» **What to do**
For the records below, give the count of lines holding the word "icon" and nothing more.

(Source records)
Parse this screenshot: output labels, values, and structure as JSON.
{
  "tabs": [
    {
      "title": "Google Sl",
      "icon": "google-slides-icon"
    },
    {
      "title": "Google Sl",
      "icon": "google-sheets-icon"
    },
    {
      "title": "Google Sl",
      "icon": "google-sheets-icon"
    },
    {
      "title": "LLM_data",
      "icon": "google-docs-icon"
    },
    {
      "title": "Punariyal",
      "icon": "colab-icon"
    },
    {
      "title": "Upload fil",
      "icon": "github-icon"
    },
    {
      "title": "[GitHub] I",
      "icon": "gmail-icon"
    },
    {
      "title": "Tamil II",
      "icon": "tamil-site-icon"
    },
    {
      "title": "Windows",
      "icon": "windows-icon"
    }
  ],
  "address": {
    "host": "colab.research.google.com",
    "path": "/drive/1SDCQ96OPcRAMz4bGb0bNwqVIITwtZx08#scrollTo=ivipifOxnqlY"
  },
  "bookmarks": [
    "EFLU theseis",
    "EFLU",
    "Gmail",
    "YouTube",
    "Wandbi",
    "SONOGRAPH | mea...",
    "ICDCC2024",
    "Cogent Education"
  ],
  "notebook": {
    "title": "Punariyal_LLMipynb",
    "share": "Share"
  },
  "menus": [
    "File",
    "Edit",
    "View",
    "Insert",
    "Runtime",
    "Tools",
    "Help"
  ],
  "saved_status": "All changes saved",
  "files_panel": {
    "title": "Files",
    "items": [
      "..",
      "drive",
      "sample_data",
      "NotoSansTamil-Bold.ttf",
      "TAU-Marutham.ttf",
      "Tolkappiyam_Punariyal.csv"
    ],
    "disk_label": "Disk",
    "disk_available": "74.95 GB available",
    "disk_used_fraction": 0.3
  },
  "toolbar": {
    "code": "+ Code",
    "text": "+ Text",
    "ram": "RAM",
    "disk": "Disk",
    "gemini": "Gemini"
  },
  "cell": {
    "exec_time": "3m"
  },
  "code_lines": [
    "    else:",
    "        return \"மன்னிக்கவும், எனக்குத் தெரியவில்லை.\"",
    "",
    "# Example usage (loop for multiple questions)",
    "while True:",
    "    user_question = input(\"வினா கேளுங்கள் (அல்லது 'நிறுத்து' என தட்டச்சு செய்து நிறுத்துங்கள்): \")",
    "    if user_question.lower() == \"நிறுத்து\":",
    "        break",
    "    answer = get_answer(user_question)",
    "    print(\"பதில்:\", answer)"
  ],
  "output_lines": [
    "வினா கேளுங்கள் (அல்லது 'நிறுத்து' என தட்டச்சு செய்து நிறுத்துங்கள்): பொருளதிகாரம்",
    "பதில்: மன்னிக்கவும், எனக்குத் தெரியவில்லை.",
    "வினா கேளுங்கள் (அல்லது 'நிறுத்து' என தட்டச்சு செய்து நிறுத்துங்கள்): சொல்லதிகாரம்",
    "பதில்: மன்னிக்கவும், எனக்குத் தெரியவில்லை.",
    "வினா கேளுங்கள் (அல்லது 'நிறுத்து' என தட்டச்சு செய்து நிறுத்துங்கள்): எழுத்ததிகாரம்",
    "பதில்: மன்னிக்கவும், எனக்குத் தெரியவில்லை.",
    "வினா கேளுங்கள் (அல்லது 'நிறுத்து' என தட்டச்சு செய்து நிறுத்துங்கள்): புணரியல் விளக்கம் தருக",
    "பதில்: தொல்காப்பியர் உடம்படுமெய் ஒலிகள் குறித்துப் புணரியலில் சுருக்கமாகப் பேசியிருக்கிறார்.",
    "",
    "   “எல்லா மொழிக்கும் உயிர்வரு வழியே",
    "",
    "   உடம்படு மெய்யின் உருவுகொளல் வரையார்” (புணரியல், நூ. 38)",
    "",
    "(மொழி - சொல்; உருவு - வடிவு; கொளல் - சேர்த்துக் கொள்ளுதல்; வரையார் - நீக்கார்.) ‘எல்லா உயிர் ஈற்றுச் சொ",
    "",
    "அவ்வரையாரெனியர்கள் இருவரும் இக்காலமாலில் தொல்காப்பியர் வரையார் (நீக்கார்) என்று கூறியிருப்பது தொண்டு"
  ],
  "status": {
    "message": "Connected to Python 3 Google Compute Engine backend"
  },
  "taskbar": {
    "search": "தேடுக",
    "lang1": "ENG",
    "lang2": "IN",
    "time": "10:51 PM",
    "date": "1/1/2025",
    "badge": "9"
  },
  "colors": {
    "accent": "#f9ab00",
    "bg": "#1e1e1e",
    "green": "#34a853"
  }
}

» **Solution**
9